- _YOUR GOAL_
Drop the pictures from the entries below, then reproduce the rest exactly.

- _PROVIDED RECORDS_
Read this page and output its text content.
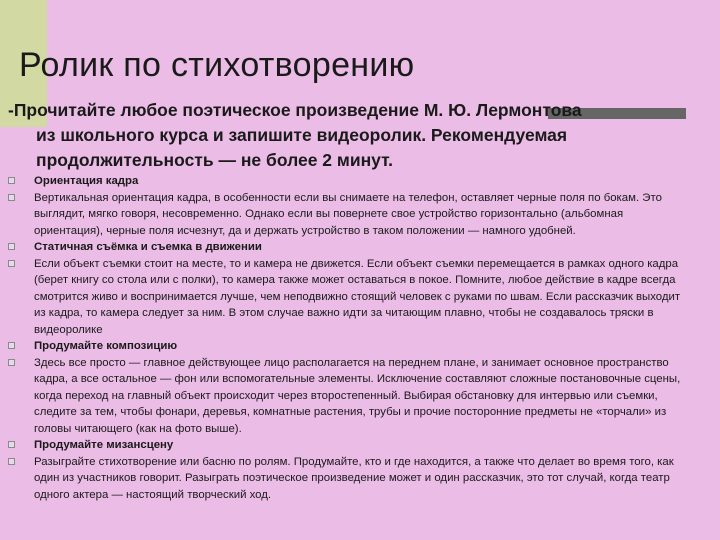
Ролик по стихотворению
-Прочитайте любое поэтическое произведение М. Ю. Лермонтова
из школьного курса и запишите видеоролик. Рекомендуемая продолжительность — не более 2 минут.
Ориентация кадра
Вертикальная ориентация кадра, в особенности если вы снимаете на телефон, оставляет черные поля по бокам. Это выглядит, мягко говоря, несовременно. Однако если вы повернете свое устройство горизонтально (альбомная ориентация), черные поля исчезнут, да и держать устройство в таком положении — намного удобней.
Статичная съёмка и съемка в движении
Если объект съемки стоит на месте, то и камера не движется. Если объект съемки перемещается в рамках одного кадра (берет книгу со стола или с полки), то камера также может оставаться в покое. Помните, любое действие в кадре всегда смотрится живо и воспринимается лучше, чем неподвижно стоящий человек с руками по швам. Если рассказчик выходит из кадра, то камера следует за ним. В этом случае важно идти за читающим плавно, чтобы не создавалось тряски в видеоролике
Продумайте композицию
Здесь все просто — главное действующее лицо располагается на переднем плане, и занимает основное пространство кадра, а все остальное — фон или вспомогательные элементы. Исключение составляют сложные постановочные сцены, когда переход на главный объект происходит через второстепенный. Выбирая обстановку для интервью или съемки, следите за тем, чтобы фонари, деревья, комнатные растения, трубы и прочие посторонние предметы не «торчали» из головы читающего (как на фото выше).
Продумайте мизансцену
Разыграйте стихотворение или басню по ролям. Продумайте, кто и где находится, а также что делает во время того, как один из участников говорит. Разыграть поэтическое произведение может и один рассказчик, это тот случай, когда театр одного актера — настоящий творческий ход.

- _EXERCISE OUTPUT_
Read this page and output its text content.
Ролик по стихотворению
-Прочитайте любое поэтическое произведение М. Ю. Лермонтова
из школьного курса и запишите видеоролик. Рекомендуемая продолжительность — не более 2 минут.
Ориентация кадра
Вертикальная ориентация кадра, в особенности если вы снимаете на телефон, оставляет черные поля по бокам. Это выглядит, мягко говоря, несовременно. Однако если вы повернете свое устройство горизонтально (альбомная ориентация), черные поля исчезнут, да и держать устройство в таком положении — намного удобней.
Статичная съёмка и съемка в движении
Если объект съемки стоит на месте, то и камера не движется. Если объект съемки перемещается в рамках одного кадра (берет книгу со стола или с полки), то камера также может оставаться в покое. Помните, любое действие в кадре всегда смотрится живо и воспринимается лучше, чем неподвижно стоящий человек с руками по швам. Если рассказчик выходит из кадра, то камера следует за ним. В этом случае важно идти за читающим плавно, чтобы не создавалось тряски в видеоролике
Продумайте композицию
Здесь все просто — главное действующее лицо располагается на переднем плане, и занимает основное пространство кадра, а все остальное — фон или вспомогательные элементы. Исключение составляют сложные постановочные сцены, когда переход на главный объект происходит через второстепенный. Выбирая обстановку для интервью или съемки, следите за тем, чтобы фонари, деревья, комнатные растения, трубы и прочие посторонние предметы не «торчали» из головы читающего (как на фото выше).
Продумайте мизансцену
Разыграйте стихотворение или басню по ролям. Продумайте, кто и где находится, а также что делает во время того, как один из участников говорит. Разыграть поэтическое произведение может и один рассказчик, это тот случай, когда театр одного актера — настоящий творческий ход.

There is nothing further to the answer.